» EXERCISE DIRECTIONS
Transcribe the records that follow. Keep every word exactly, and drop the pictures.

» MATERIAL SHOWN
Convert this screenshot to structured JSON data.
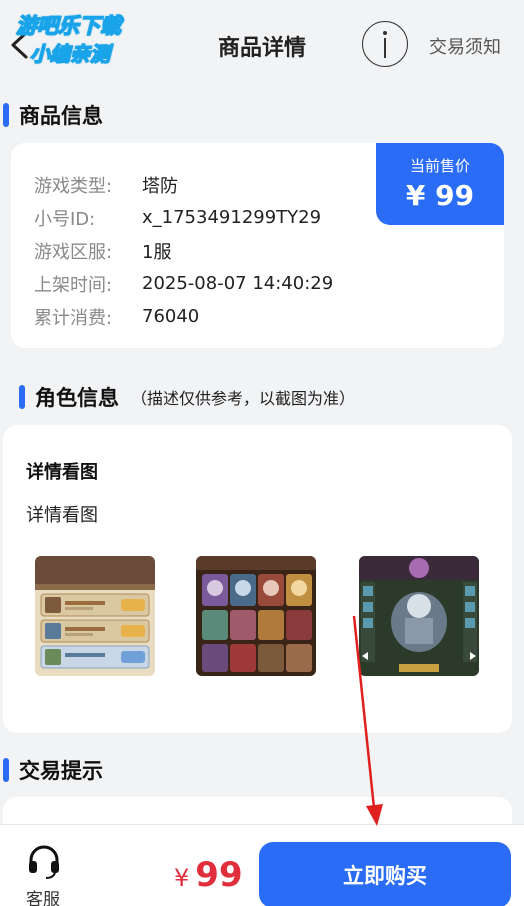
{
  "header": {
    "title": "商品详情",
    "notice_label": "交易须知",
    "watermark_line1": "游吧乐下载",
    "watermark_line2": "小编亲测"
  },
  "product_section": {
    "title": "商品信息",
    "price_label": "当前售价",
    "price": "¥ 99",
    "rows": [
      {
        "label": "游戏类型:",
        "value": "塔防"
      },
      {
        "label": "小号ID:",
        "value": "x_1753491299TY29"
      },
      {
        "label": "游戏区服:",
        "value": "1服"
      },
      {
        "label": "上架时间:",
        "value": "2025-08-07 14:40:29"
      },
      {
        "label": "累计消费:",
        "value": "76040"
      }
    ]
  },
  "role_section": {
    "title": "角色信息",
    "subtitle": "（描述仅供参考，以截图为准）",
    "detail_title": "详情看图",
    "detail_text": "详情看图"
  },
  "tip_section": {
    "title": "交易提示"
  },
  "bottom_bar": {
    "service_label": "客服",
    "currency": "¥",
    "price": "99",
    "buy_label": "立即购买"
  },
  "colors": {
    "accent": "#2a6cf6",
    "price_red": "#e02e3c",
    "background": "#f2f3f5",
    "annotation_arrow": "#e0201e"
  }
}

» RESULT OF THE TASK
Convert this screenshot to structured JSON data.
{
  "header": {
    "title": "商品详情",
    "notice_label": "交易须知",
    "watermark_line1": "游吧乐下载",
    "watermark_line2": "小编亲测"
  },
  "product_section": {
    "title": "商品信息",
    "price_label": "当前售价",
    "price": "¥ 99",
    "rows": [
      {
        "label": "游戏类型:",
        "value": "塔防"
      },
      {
        "label": "小号ID:",
        "value": "x_1753491299TY29"
      },
      {
        "label": "游戏区服:",
        "value": "1服"
      },
      {
        "label": "上架时间:",
        "value": "2025-08-07 14:40:29"
      },
      {
        "label": "累计消费:",
        "value": "76040"
      }
    ]
  },
  "role_section": {
    "title": "角色信息",
    "subtitle": "（描述仅供参考，以截图为准）",
    "detail_title": "详情看图",
    "detail_text": "详情看图"
  },
  "tip_section": {
    "title": "交易提示"
  },
  "bottom_bar": {
    "service_label": "客服",
    "currency": "¥",
    "price": "99",
    "buy_label": "立即购买"
  },
  "colors": {
    "accent": "#2a6cf6",
    "price_red": "#e02e3c",
    "background": "#f2f3f5",
    "annotation_arrow": "#e0201e"
  }
}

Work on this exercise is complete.